# Written problem:
Reproduce the listing below line for line, without changing anything.

# Extracted records:

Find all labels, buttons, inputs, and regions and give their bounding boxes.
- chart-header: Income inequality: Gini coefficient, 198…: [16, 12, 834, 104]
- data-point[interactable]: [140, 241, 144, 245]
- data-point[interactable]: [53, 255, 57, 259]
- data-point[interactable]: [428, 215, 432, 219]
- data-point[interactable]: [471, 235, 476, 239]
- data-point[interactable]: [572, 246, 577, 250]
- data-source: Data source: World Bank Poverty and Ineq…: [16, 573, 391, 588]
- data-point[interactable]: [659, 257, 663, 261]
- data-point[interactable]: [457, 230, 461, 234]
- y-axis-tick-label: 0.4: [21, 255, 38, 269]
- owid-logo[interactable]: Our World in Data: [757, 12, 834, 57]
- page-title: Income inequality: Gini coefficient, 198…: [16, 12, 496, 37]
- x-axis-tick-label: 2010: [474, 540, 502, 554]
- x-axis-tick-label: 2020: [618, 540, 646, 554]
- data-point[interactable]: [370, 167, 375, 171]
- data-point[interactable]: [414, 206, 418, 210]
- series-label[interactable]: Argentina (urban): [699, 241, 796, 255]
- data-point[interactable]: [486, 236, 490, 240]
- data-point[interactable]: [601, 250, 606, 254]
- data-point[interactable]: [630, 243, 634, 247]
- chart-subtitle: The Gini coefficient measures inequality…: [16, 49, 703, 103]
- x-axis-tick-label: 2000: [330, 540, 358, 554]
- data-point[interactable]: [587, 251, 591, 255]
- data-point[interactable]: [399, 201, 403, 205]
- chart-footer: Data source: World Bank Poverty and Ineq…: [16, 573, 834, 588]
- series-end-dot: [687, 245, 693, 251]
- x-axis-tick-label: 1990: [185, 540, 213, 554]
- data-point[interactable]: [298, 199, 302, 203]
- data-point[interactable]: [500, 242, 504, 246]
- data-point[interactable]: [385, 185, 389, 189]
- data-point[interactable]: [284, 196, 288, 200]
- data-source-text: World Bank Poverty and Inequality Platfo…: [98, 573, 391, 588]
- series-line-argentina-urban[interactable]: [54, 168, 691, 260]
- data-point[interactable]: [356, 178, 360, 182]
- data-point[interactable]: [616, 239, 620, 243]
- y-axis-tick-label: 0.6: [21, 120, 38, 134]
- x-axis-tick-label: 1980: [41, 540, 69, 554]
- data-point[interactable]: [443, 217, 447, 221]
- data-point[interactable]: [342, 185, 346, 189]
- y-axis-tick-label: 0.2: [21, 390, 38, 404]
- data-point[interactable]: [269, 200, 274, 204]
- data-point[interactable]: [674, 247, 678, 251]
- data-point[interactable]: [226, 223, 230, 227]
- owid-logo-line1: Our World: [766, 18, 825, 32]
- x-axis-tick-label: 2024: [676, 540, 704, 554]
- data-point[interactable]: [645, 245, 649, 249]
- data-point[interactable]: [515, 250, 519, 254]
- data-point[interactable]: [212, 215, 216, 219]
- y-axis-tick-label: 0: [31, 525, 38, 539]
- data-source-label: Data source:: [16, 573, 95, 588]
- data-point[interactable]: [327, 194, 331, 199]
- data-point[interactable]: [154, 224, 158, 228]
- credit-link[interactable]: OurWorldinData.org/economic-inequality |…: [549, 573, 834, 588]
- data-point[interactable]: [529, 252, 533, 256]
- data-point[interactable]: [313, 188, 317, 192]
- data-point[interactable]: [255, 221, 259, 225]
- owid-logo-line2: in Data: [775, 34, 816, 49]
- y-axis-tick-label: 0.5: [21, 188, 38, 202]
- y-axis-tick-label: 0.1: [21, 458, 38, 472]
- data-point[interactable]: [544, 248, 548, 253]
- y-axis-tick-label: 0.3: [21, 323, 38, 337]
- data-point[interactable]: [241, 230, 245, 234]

# Solution to this problem:
Find all labels, buttons, inputs, and regions and give their bounding boxes.
- chart-header: Income inequality: Gini coefficient, 198…: [16, 12, 834, 104]
- data-point[interactable]: [140, 241, 144, 245]
- data-point[interactable]: [53, 255, 57, 259]
- data-point[interactable]: [428, 215, 432, 219]
- data-point[interactable]: [471, 235, 476, 239]
- data-point[interactable]: [572, 246, 577, 250]
- data-source: Data source: World Bank Poverty and Ineq…: [16, 573, 391, 588]
- data-point[interactable]: [659, 257, 663, 261]
- data-point[interactable]: [457, 230, 461, 234]
- y-axis-tick-label: 0.4: [21, 255, 38, 269]
- owid-logo[interactable]: Our World in Data: [757, 12, 834, 57]
- page-title: Income inequality: Gini coefficient, 198…: [16, 12, 496, 37]
- x-axis-tick-label: 2010: [474, 540, 502, 554]
- x-axis-tick-label: 2020: [618, 540, 646, 554]
- data-point[interactable]: [370, 167, 375, 171]
- data-point[interactable]: [414, 206, 418, 210]
- series-label[interactable]: Argentina (urban): [699, 241, 796, 255]
- data-point[interactable]: [486, 236, 490, 240]
- data-point[interactable]: [601, 250, 606, 254]
- data-point[interactable]: [630, 243, 634, 247]
- chart-subtitle: The Gini coefficient measures inequality…: [16, 49, 703, 103]
- x-axis-tick-label: 2000: [330, 540, 358, 554]
- data-point[interactable]: [587, 251, 591, 255]
- data-point[interactable]: [399, 201, 403, 205]
- chart-footer: Data source: World Bank Poverty and Ineq…: [16, 573, 834, 588]
- series-end-dot: [687, 245, 693, 251]
- x-axis-tick-label: 1990: [185, 540, 213, 554]
- data-point[interactable]: [298, 199, 302, 203]
- data-point[interactable]: [500, 242, 504, 246]
- data-point[interactable]: [385, 185, 389, 189]
- data-point[interactable]: [284, 196, 288, 200]
- data-source-text: World Bank Poverty and Inequality Platfo…: [98, 573, 391, 588]
- series-line-argentina-urban[interactable]: [54, 168, 691, 260]
- data-point[interactable]: [356, 178, 360, 182]
- data-point[interactable]: [616, 239, 620, 243]
- y-axis-tick-label: 0.6: [21, 120, 38, 134]
- x-axis-tick-label: 1980: [41, 540, 69, 554]
- data-point[interactable]: [443, 217, 447, 221]
- data-point[interactable]: [342, 185, 346, 189]
- y-axis-tick-label: 0.2: [21, 390, 38, 404]
- data-point[interactable]: [269, 200, 274, 204]
- data-point[interactable]: [674, 247, 678, 251]
- data-point[interactable]: [226, 223, 230, 227]
- owid-logo-line1: Our World: [766, 18, 825, 32]
- x-axis-tick-label: 2024: [676, 540, 704, 554]
- data-point[interactable]: [645, 245, 649, 249]
- data-point[interactable]: [515, 250, 519, 254]
- data-point[interactable]: [212, 215, 216, 219]
- y-axis-tick-label: 0: [31, 525, 38, 539]
- data-source-label: Data source:: [16, 573, 95, 588]
- data-point[interactable]: [327, 194, 331, 199]
- data-point[interactable]: [154, 224, 158, 228]
- credit-link[interactable]: OurWorldinData.org/economic-inequality |…: [549, 573, 834, 588]
- data-point[interactable]: [529, 252, 533, 256]
- data-point[interactable]: [313, 188, 317, 192]
- data-point[interactable]: [255, 221, 259, 225]
- owid-logo-line2: in Data: [775, 34, 816, 49]
- y-axis-tick-label: 0.5: [21, 188, 38, 202]
- y-axis-tick-label: 0.1: [21, 458, 38, 472]
- data-point[interactable]: [544, 248, 548, 253]
- y-axis-tick-label: 0.3: [21, 323, 38, 337]
- data-point[interactable]: [241, 230, 245, 234]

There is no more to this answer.